--- DATASET ENTRIES ---

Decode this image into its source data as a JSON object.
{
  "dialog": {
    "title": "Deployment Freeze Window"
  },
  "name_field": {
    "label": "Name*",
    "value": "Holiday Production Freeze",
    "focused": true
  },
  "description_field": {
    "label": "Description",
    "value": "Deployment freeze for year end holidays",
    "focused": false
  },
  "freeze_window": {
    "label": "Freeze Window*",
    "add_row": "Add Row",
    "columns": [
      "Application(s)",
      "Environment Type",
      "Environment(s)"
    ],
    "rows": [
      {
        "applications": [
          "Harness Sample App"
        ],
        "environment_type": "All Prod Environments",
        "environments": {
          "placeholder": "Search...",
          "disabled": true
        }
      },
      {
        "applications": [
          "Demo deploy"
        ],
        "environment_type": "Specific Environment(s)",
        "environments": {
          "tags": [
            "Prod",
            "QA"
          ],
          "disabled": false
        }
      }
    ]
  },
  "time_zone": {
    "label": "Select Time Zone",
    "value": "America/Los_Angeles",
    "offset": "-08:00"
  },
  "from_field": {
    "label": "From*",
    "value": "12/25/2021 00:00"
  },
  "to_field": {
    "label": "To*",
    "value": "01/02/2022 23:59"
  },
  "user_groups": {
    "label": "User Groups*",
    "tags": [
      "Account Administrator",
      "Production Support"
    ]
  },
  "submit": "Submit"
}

---

→ TASK TO CARRY OUT:
Write out the listing once more, matching it exactly.

→ SOLUTION FOR THIS PROBLEM:
Decode this image into its source data as a JSON object.
{
  "dialog": {
    "title": "Deployment Freeze Window"
  },
  "name_field": {
    "label": "Name*",
    "value": "Holiday Production Freeze",
    "focused": true
  },
  "description_field": {
    "label": "Description",
    "value": "Deployment freeze for year end holidays",
    "focused": false
  },
  "freeze_window": {
    "label": "Freeze Window*",
    "add_row": "Add Row",
    "columns": [
      "Application(s)",
      "Environment Type",
      "Environment(s)"
    ],
    "rows": [
      {
        "applications": [
          "Harness Sample App"
        ],
        "environment_type": "All Prod Environments",
        "environments": {
          "placeholder": "Search...",
          "disabled": true
        }
      },
      {
        "applications": [
          "Demo deploy"
        ],
        "environment_type": "Specific Environment(s)",
        "environments": {
          "tags": [
            "Prod",
            "QA"
          ],
          "disabled": false
        }
      }
    ]
  },
  "time_zone": {
    "label": "Select Time Zone",
    "value": "America/Los_Angeles",
    "offset": "-08:00"
  },
  "from_field": {
    "label": "From*",
    "value": "12/25/2021 00:00"
  },
  "to_field": {
    "label": "To*",
    "value": "01/02/2022 23:59"
  },
  "user_groups": {
    "label": "User Groups*",
    "tags": [
      "Account Administrator",
      "Production Support"
    ]
  },
  "submit": "Submit"
}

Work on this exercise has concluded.